• [Description of the task]: Every record should be written out exactly, with the pictures left out.

= = = =

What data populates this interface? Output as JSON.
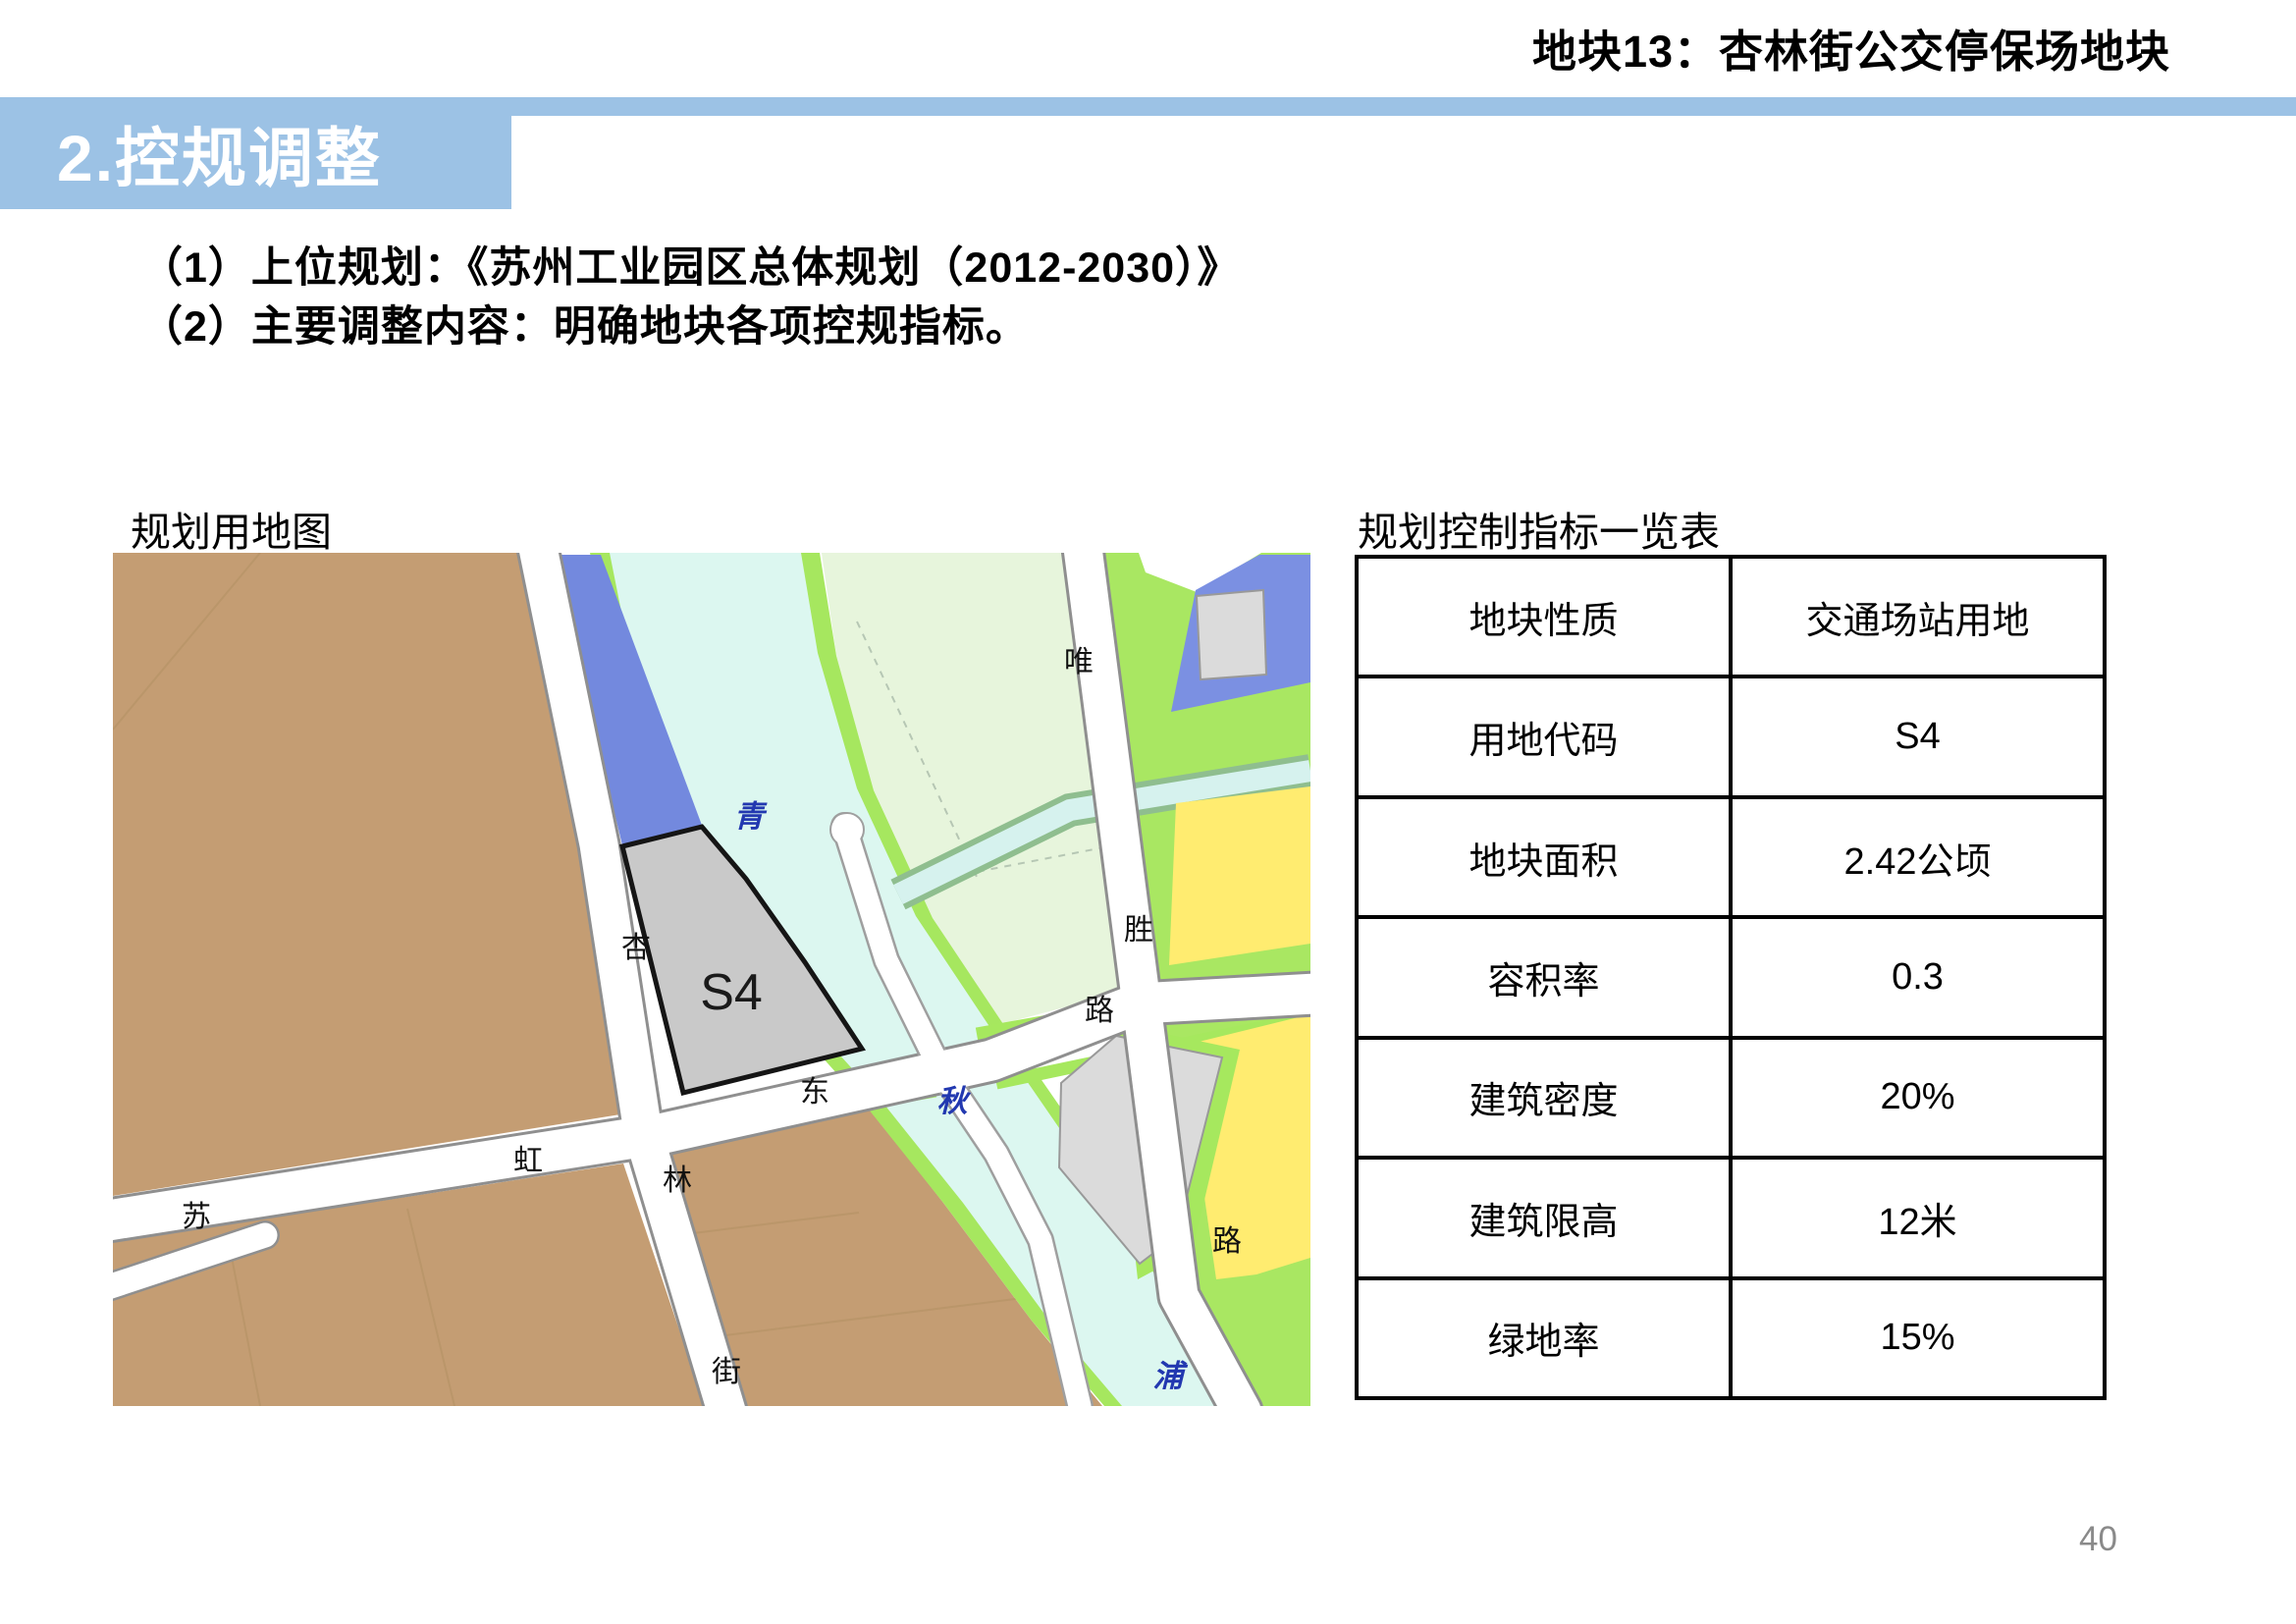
{
  "header": {
    "title": "地块13：杏林街公交停保场地块"
  },
  "banner": {
    "title": "2.控规调整"
  },
  "body": {
    "line1": "（1）上位规划：《苏州工业园区总体规划（2012-2030）》",
    "line2": "（2）主要调整内容：明确地块各项控规指标。"
  },
  "map": {
    "label": "规划用地图",
    "parcel_code": "S4",
    "road_labels": [
      {
        "text": "杏"
      },
      {
        "text": "林"
      },
      {
        "text": "街"
      },
      {
        "text": "苏"
      },
      {
        "text": "虹"
      },
      {
        "text": "东"
      },
      {
        "text": "路"
      },
      {
        "text": "唯"
      },
      {
        "text": "胜"
      },
      {
        "text": "路"
      }
    ],
    "river_labels": [
      {
        "text": "青"
      },
      {
        "text": "秋"
      },
      {
        "text": "浦"
      }
    ],
    "colors": {
      "banner_blue": "#9CC2E5",
      "farmland_brown": "#C49D73",
      "water_cyan": "#DCF7F0",
      "river_bank_green": "#A6E75F",
      "pale_green": "#E7F5DC",
      "parcel_green": "#A9E762",
      "parcel_blue": "#7389DE",
      "parcel_yellow": "#FFEC70",
      "parcel_gray_s4": "#C9C9C9",
      "parcel_light_gray": "#DBDBDB",
      "river_label_blue": "#2238B0"
    }
  },
  "table": {
    "label": "规划控制指标一览表",
    "rows": [
      {
        "name": "地块性质",
        "value": "交通场站用地"
      },
      {
        "name": "用地代码",
        "value": "S4"
      },
      {
        "name": "地块面积",
        "value": "2.42公顷"
      },
      {
        "name": "容积率",
        "value": "0.3"
      },
      {
        "name": "建筑密度",
        "value": "20%"
      },
      {
        "name": "建筑限高",
        "value": "12米"
      },
      {
        "name": "绿地率",
        "value": "15%"
      }
    ]
  },
  "page": {
    "number": "40"
  }
}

= = = =

• [Written solution]:
What data populates this interface? Output as JSON.
{
  "header": {
    "title": "地块13：杏林街公交停保场地块"
  },
  "banner": {
    "title": "2.控规调整"
  },
  "body": {
    "line1": "（1）上位规划：《苏州工业园区总体规划（2012-2030）》",
    "line2": "（2）主要调整内容：明确地块各项控规指标。"
  },
  "map": {
    "label": "规划用地图",
    "parcel_code": "S4",
    "road_labels": [
      {
        "text": "杏"
      },
      {
        "text": "林"
      },
      {
        "text": "街"
      },
      {
        "text": "苏"
      },
      {
        "text": "虹"
      },
      {
        "text": "东"
      },
      {
        "text": "路"
      },
      {
        "text": "唯"
      },
      {
        "text": "胜"
      },
      {
        "text": "路"
      }
    ],
    "river_labels": [
      {
        "text": "青"
      },
      {
        "text": "秋"
      },
      {
        "text": "浦"
      }
    ],
    "colors": {
      "banner_blue": "#9CC2E5",
      "farmland_brown": "#C49D73",
      "water_cyan": "#DCF7F0",
      "river_bank_green": "#A6E75F",
      "pale_green": "#E7F5DC",
      "parcel_green": "#A9E762",
      "parcel_blue": "#7389DE",
      "parcel_yellow": "#FFEC70",
      "parcel_gray_s4": "#C9C9C9",
      "parcel_light_gray": "#DBDBDB",
      "river_label_blue": "#2238B0"
    }
  },
  "table": {
    "label": "规划控制指标一览表",
    "rows": [
      {
        "name": "地块性质",
        "value": "交通场站用地"
      },
      {
        "name": "用地代码",
        "value": "S4"
      },
      {
        "name": "地块面积",
        "value": "2.42公顷"
      },
      {
        "name": "容积率",
        "value": "0.3"
      },
      {
        "name": "建筑密度",
        "value": "20%"
      },
      {
        "name": "建筑限高",
        "value": "12米"
      },
      {
        "name": "绿地率",
        "value": "15%"
      }
    ]
  },
  "page": {
    "number": "40"
  }
}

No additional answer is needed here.